Aim of the task |
For this exercise, copy out each line of the material below that includes "Dropdown".

Input |

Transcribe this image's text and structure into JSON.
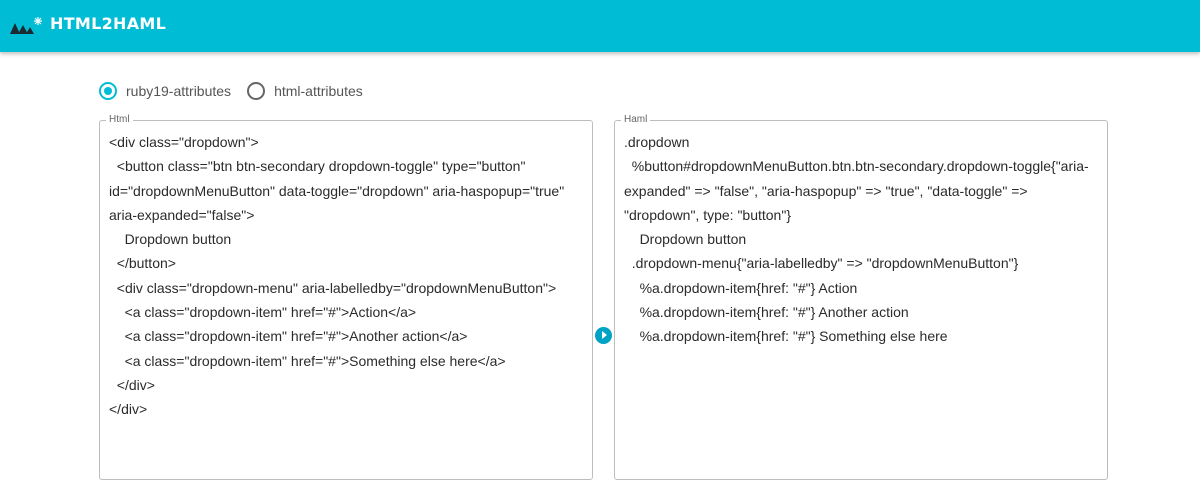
{
  "app": {
    "title": "HTML2HAML"
  },
  "options": {
    "radios": [
      {
        "label": "ruby19-attributes",
        "checked": true
      },
      {
        "label": "html-attributes",
        "checked": false
      }
    ]
  },
  "html_panel": {
    "legend": "Html",
    "code": "<div class=\"dropdown\">\n  <button class=\"btn btn-secondary dropdown-toggle\" type=\"button\" id=\"dropdownMenuButton\" data-toggle=\"dropdown\" aria-haspopup=\"true\" aria-expanded=\"false\">\n    Dropdown button\n  </button>\n  <div class=\"dropdown-menu\" aria-labelledby=\"dropdownMenuButton\">\n    <a class=\"dropdown-item\" href=\"#\">Action</a>\n    <a class=\"dropdown-item\" href=\"#\">Another action</a>\n    <a class=\"dropdown-item\" href=\"#\">Something else here</a>\n  </div>\n</div>"
  },
  "haml_panel": {
    "legend": "Haml",
    "code": ".dropdown\n  %button#dropdownMenuButton.btn.btn-secondary.dropdown-toggle{\"aria-expanded\" => \"false\", \"aria-haspopup\" => \"true\", \"data-toggle\" => \"dropdown\", type: \"button\"}\n    Dropdown button\n  .dropdown-menu{\"aria-labelledby\" => \"dropdownMenuButton\"}\n    %a.dropdown-item{href: \"#\"} Action\n    %a.dropdown-item{href: \"#\"} Another action\n    %a.dropdown-item{href: \"#\"} Something else here"
  },
  "convert_button": {
    "icon": "play-arrow-icon"
  },
  "colors": {
    "accent": "#00bcd4",
    "button": "#00a2c6"
  }
}
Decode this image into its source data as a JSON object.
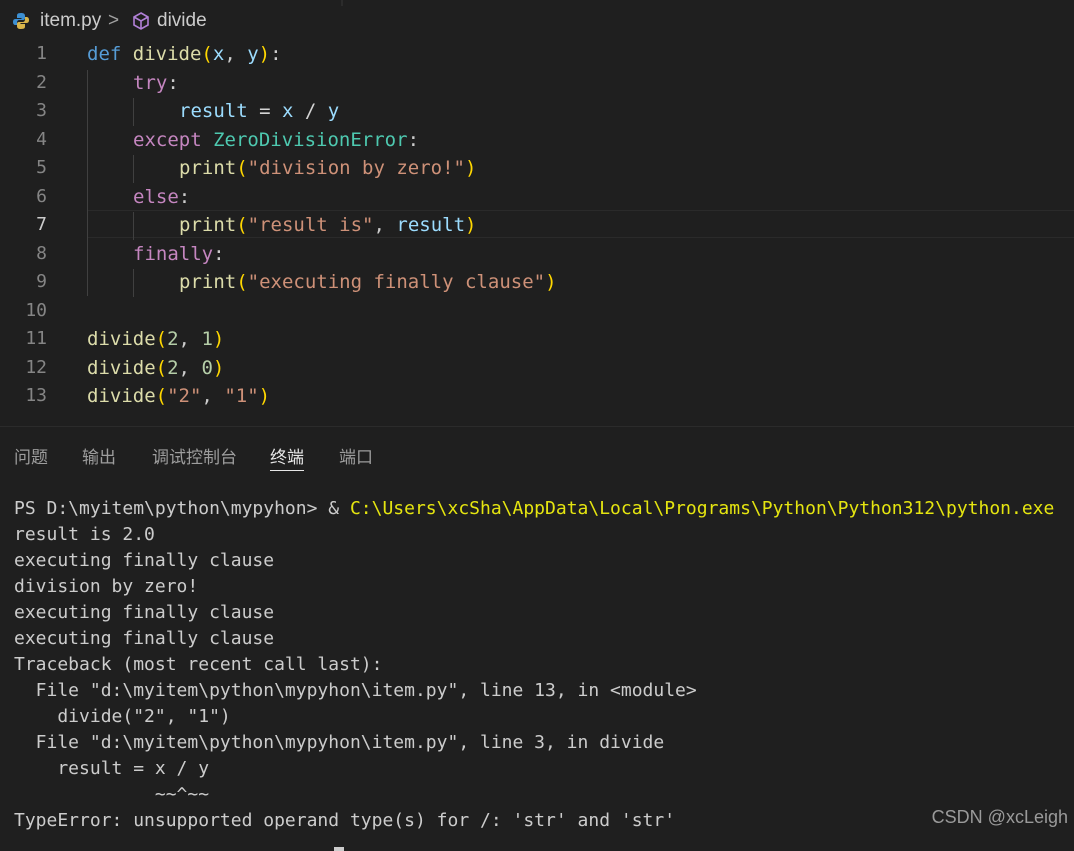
{
  "breadcrumb": {
    "file": "item.py",
    "separator": ">",
    "symbol": "divide"
  },
  "editor": {
    "line_numbers": [
      "1",
      "2",
      "3",
      "4",
      "5",
      "6",
      "7",
      "8",
      "9",
      "10",
      "11",
      "12",
      "13"
    ],
    "active_line": "7",
    "code": {
      "l1": {
        "def": "def",
        "name": "divide",
        "open": "(",
        "x": "x",
        "comma": ", ",
        "y": "y",
        "close": ")",
        "colon": ":"
      },
      "l2": {
        "kw": "try",
        "colon": ":"
      },
      "l3": {
        "result": "result",
        "eq": " = ",
        "x": "x",
        "div": " / ",
        "y": "y"
      },
      "l4": {
        "kw": "except",
        "sp": " ",
        "cls": "ZeroDivisionError",
        "colon": ":"
      },
      "l5": {
        "fn": "print",
        "open": "(",
        "str": "\"division by zero!\"",
        "close": ")"
      },
      "l6": {
        "kw": "else",
        "colon": ":"
      },
      "l7": {
        "fn": "print",
        "open": "(",
        "str": "\"result is\"",
        "comma": ", ",
        "var": "result",
        "close": ")"
      },
      "l8": {
        "kw": "finally",
        "colon": ":"
      },
      "l9": {
        "fn": "print",
        "open": "(",
        "str": "\"executing finally clause\"",
        "close": ")"
      },
      "l11": {
        "fn": "divide",
        "open": "(",
        "a": "2",
        "comma": ", ",
        "b": "1",
        "close": ")"
      },
      "l12": {
        "fn": "divide",
        "open": "(",
        "a": "2",
        "comma": ", ",
        "b": "0",
        "close": ")"
      },
      "l13": {
        "fn": "divide",
        "open": "(",
        "a": "\"2\"",
        "comma": ", ",
        "b": "\"1\"",
        "close": ")"
      }
    }
  },
  "panel": {
    "tabs": [
      "问题",
      "输出",
      "调试控制台",
      "终端",
      "端口"
    ],
    "active_tab": "终端"
  },
  "terminal": {
    "prompt": "PS D:\\myitem\\python\\mypyhon> & ",
    "command": "C:\\Users\\xcSha\\AppData\\Local\\Programs\\Python\\Python312\\python.exe",
    "lines": [
      "result is 2.0",
      "executing finally clause",
      "division by zero!",
      "executing finally clause",
      "executing finally clause",
      "Traceback (most recent call last):",
      "  File \"d:\\myitem\\python\\mypyhon\\item.py\", line 13, in <module>",
      "    divide(\"2\", \"1\")",
      "  File \"d:\\myitem\\python\\mypyhon\\item.py\", line 3, in divide",
      "    result = x / y",
      "             ~~^~~",
      "TypeError: unsupported operand type(s) for /: 'str' and 'str'"
    ]
  },
  "watermark": "CSDN @xcLeigh"
}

Exercise result |
    "code": "<div class=\"dropdown\">\n  <button class=\"btn btn-secondary dropdown-toggle\" type=\"button\" id=\"dropdownMenuButton\" data-toggle=\"dropdown\" aria-haspopup=\"true\" aria-expanded=\"false\">\n    Dropdown button\n  </button>\n  <div class=\"dropdown-menu\" aria-labelledby=\"dropdownMenuButton\">\n    <a class=\"dropdown-item\" href=\"#\">Action</a>\n    <a class=\"dropdown-item\" href=\"#\">Another action</a>\n    <a class=\"dropdown-item\" href=\"#\">Something else here</a>\n  </div>\n</div>"
    "code": ".dropdown\n  %button#dropdownMenuButton.btn.btn-secondary.dropdown-toggle{\"aria-expanded\" => \"false\", \"aria-haspopup\" => \"true\", \"data-toggle\" => \"dropdown\", type: \"button\"}\n    Dropdown button\n  .dropdown-menu{\"aria-labelledby\" => \"dropdownMenuButton\"}\n    %a.dropdown-item{href: \"#\"} Action\n    %a.dropdown-item{href: \"#\"} Another action\n    %a.dropdown-item{href: \"#\"} Something else here"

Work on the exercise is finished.